All lines in the data bearing the string "عنهما" should be identified and copied.

# Start of Items

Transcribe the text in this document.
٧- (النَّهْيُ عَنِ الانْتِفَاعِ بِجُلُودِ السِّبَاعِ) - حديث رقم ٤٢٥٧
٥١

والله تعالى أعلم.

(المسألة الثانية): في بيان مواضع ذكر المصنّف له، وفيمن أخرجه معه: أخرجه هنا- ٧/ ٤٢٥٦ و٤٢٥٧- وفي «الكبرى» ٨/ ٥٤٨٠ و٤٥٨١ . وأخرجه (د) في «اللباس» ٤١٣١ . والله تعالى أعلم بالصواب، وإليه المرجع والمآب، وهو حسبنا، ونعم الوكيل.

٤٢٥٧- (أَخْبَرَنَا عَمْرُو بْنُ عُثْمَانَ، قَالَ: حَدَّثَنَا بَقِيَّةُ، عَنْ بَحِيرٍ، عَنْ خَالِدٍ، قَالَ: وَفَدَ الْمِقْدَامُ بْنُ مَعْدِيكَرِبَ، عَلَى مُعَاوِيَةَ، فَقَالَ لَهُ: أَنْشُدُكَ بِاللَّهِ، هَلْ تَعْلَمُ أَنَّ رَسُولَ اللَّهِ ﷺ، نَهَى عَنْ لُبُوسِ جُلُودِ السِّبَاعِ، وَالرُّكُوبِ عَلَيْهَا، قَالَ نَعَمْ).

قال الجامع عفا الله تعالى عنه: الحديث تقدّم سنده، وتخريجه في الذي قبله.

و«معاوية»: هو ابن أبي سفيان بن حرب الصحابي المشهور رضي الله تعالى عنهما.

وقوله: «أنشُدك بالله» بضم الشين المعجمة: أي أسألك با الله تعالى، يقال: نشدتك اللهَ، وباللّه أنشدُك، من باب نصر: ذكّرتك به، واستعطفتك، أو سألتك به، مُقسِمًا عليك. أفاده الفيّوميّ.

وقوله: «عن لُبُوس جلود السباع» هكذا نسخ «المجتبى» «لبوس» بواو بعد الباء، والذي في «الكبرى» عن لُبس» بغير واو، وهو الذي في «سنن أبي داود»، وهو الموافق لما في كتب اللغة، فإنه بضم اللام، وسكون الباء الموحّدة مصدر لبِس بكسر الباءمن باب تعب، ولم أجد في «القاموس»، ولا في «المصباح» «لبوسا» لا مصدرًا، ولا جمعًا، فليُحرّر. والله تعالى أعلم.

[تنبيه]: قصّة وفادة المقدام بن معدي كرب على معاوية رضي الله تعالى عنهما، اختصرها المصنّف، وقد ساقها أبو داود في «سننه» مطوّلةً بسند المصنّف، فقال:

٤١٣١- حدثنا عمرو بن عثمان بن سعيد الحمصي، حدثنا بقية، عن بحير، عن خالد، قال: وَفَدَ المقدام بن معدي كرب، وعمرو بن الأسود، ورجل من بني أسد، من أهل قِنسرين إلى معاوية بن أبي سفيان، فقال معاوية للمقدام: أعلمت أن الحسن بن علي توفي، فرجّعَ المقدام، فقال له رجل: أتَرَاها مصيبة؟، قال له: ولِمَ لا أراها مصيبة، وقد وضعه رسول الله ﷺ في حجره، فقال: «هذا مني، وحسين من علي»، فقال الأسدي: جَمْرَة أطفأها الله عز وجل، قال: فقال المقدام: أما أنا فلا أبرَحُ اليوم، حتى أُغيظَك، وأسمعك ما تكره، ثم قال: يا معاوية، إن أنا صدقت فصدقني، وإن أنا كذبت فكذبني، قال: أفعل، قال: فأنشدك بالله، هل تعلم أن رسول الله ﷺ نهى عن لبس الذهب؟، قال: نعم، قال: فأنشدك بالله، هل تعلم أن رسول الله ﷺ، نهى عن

# End of Items

*Correct response*
و«معاوية»: هو ابن أبي سفيان بن حرب الصحابي المشهور رضي الله تعالى عنهما.
[تنبيه]: قصّة وفادة المقدام بن معدي كرب على معاوية رضي الله تعالى عنهما، اختصرها المصنّف، وقد ساقها أبو داود في «سننه» مطوّلةً بسند المصنّف، فقال:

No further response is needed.